*Objective*
For each line below that contains the string "副生やコンタミ", copy that line.

Data section start

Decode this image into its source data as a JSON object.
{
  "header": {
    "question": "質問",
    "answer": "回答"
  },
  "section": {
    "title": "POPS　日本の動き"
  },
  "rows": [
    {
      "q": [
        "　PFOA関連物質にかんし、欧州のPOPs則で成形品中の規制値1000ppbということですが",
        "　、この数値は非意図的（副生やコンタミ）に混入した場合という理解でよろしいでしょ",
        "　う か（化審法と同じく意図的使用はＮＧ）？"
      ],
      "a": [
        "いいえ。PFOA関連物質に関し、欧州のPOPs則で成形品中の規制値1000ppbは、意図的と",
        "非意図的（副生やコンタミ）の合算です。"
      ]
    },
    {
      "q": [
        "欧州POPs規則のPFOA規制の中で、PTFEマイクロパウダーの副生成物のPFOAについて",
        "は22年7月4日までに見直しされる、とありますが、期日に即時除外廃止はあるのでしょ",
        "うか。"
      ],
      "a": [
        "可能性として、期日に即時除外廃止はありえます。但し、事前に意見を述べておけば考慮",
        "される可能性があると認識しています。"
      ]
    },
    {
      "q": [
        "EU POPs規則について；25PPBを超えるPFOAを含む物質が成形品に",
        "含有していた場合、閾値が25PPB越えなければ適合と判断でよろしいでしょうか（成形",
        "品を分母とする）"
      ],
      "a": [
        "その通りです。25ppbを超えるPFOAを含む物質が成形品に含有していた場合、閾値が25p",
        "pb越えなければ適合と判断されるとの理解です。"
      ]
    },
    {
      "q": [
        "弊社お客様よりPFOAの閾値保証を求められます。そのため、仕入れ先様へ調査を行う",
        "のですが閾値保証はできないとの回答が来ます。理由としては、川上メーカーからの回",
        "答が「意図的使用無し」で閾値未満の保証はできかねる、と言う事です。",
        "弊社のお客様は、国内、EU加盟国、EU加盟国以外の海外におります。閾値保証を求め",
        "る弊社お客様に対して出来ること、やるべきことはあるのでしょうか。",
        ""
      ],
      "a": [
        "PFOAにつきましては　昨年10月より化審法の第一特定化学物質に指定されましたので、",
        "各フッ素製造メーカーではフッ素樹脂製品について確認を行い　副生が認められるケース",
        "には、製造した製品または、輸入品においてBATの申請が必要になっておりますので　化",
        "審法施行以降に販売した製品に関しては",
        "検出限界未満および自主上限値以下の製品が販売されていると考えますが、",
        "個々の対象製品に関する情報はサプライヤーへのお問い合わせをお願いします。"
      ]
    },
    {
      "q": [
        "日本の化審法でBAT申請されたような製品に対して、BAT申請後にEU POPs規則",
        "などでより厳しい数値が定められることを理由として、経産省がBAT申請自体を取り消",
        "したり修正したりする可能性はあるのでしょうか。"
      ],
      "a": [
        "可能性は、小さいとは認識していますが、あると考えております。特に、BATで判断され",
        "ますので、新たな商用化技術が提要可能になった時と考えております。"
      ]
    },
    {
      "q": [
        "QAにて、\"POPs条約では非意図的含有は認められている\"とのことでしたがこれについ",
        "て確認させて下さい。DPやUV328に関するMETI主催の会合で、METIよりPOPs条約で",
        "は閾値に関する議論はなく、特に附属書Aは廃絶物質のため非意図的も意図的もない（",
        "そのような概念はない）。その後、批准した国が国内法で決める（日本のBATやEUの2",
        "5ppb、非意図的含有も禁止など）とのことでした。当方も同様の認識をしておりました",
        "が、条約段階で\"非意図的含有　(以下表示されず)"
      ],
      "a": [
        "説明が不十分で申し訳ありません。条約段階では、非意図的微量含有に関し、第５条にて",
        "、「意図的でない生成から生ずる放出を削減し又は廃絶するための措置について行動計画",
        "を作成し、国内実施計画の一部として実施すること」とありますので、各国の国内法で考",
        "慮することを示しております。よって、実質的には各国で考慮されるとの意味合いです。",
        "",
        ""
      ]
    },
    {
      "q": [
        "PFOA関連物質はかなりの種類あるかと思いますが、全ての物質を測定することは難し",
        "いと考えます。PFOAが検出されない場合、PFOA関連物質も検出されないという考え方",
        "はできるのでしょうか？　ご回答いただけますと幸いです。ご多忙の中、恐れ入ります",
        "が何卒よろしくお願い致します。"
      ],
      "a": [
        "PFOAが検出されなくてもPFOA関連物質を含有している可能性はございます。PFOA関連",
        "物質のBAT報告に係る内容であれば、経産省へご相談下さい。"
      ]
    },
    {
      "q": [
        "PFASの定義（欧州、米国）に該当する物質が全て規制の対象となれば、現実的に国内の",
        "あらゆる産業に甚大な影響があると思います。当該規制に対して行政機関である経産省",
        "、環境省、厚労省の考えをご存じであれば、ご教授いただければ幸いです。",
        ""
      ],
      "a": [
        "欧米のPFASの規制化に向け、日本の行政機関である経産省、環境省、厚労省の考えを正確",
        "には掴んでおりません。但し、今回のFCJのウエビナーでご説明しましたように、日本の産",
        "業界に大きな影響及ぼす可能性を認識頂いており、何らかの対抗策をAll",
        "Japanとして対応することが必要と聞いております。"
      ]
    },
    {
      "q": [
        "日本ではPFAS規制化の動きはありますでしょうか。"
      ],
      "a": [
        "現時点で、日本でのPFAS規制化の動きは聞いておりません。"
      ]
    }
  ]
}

Data section end

*Output below*
        "　、この数値は非意図的（副生やコンタミ）に混入した場合という理解でよろしいでしょ",
        "非意図的（副生やコンタミ）の合算です。"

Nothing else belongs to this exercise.